TASK OBJECTIVE: Go through the entries and say how many lines contain the string "evaluating". The number is the whole answer.

Start of RECORDS FOR THE TASK

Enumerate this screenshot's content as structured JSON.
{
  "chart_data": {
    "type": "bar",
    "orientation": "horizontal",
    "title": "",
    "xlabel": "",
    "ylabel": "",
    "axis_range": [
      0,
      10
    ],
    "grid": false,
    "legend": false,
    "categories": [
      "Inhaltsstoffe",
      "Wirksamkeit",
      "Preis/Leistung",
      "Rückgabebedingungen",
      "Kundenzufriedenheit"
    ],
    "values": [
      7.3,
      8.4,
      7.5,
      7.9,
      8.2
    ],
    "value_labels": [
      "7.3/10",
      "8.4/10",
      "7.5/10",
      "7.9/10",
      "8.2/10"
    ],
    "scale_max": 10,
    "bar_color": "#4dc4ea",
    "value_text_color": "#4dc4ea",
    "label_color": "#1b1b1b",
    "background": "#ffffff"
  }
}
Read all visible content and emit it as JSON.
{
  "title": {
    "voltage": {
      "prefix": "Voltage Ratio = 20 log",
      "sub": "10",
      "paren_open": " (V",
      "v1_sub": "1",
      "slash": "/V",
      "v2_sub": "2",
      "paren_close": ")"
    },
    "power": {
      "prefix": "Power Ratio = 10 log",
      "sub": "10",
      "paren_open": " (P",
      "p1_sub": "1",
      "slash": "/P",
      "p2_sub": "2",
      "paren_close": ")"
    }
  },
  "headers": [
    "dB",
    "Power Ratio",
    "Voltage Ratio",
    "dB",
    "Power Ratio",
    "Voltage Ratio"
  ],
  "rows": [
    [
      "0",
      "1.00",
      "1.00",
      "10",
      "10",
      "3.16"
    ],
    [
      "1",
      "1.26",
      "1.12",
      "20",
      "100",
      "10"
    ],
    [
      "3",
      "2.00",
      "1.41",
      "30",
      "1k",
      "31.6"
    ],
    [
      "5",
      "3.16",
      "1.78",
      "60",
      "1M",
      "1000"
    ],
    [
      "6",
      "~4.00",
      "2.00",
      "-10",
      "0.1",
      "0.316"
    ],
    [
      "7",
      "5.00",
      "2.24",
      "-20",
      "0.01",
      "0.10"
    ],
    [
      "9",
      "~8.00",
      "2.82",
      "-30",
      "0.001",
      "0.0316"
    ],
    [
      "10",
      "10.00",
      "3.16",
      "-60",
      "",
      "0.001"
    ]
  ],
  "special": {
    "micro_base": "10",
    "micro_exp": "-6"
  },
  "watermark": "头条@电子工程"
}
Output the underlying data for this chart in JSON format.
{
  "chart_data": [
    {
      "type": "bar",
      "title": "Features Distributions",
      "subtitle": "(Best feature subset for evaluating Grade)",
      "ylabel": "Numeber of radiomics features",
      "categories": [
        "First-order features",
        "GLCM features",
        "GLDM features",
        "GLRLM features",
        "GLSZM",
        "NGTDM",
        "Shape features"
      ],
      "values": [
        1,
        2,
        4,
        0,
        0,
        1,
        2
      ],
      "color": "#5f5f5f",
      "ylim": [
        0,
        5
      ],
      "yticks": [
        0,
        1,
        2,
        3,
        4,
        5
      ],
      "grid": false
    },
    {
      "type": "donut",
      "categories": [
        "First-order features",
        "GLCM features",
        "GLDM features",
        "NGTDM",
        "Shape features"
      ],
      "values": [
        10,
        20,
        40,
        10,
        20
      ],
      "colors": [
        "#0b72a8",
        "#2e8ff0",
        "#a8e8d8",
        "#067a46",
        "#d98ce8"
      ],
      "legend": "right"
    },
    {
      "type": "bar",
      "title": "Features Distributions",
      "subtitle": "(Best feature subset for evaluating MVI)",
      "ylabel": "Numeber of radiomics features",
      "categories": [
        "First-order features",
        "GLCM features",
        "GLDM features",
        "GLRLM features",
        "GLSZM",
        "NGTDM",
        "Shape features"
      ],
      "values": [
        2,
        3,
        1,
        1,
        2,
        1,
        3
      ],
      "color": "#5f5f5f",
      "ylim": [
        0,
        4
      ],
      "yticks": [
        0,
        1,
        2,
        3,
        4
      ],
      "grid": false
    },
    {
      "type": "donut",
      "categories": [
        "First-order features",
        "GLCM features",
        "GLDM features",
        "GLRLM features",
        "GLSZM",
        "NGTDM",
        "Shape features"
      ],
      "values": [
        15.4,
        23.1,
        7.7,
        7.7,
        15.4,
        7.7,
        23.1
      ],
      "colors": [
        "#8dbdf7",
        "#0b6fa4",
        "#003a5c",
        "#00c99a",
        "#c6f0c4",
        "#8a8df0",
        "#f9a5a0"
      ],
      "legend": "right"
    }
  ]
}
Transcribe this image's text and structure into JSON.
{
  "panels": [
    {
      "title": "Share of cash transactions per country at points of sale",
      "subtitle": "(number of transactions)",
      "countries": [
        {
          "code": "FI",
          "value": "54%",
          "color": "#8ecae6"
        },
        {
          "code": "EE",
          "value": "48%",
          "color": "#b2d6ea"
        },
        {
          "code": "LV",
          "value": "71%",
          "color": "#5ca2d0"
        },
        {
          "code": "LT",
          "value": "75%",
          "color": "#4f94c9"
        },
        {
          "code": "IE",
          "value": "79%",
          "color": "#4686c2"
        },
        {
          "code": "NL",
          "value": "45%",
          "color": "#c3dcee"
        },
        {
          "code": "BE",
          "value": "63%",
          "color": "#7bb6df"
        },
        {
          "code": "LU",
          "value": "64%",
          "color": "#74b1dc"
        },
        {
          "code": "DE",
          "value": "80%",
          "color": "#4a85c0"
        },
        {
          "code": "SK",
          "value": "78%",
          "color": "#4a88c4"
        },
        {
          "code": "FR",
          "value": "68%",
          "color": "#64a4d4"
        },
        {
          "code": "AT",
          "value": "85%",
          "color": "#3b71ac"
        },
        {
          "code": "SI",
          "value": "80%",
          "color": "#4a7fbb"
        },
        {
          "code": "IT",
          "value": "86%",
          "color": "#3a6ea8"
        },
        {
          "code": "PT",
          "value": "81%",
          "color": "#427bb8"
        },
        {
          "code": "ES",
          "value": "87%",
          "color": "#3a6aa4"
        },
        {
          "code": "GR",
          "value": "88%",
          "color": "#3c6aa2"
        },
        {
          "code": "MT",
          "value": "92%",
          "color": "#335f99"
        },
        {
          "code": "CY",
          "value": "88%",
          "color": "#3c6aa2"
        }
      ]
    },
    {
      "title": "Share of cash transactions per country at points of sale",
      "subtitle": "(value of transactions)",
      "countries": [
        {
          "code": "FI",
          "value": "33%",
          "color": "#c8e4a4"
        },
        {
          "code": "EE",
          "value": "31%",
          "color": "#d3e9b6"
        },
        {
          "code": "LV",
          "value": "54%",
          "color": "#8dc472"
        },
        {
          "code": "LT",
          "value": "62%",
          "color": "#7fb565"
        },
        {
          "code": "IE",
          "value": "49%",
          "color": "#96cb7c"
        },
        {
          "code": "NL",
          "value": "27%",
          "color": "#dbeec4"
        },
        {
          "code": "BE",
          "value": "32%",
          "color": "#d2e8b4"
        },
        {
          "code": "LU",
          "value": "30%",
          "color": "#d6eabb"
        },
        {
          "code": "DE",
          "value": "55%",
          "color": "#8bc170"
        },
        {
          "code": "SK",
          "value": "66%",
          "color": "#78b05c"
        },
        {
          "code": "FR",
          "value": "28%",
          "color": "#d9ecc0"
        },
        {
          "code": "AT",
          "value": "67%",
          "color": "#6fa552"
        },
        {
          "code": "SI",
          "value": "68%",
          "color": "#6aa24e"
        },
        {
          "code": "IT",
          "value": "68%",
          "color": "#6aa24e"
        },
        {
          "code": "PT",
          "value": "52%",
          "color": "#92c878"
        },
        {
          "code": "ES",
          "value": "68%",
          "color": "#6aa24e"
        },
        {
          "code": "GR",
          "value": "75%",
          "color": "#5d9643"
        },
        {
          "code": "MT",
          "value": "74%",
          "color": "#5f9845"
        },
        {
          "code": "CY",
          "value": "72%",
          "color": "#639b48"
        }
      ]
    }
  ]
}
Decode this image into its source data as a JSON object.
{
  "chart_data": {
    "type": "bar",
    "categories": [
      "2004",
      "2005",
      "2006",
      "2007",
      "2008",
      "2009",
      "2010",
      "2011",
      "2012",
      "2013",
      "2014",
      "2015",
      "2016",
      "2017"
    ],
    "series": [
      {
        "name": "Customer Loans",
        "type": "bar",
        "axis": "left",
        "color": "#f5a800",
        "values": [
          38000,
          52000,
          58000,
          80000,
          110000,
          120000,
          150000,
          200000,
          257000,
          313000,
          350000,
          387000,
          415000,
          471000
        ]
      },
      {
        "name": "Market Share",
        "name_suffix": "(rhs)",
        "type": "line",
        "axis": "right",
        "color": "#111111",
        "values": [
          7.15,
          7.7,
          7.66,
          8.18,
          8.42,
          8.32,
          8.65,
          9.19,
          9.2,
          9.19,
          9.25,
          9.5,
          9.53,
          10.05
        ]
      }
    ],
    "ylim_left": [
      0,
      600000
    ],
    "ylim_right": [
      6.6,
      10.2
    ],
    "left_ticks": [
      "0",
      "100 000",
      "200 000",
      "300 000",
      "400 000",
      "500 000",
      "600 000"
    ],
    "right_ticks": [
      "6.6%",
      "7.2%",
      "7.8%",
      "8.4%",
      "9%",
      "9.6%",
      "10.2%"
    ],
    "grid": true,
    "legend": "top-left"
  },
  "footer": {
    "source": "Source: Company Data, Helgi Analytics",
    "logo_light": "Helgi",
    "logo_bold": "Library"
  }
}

End of RECORDS FOR THE TASK

ANSWER FOR THIS EXERCISE: 2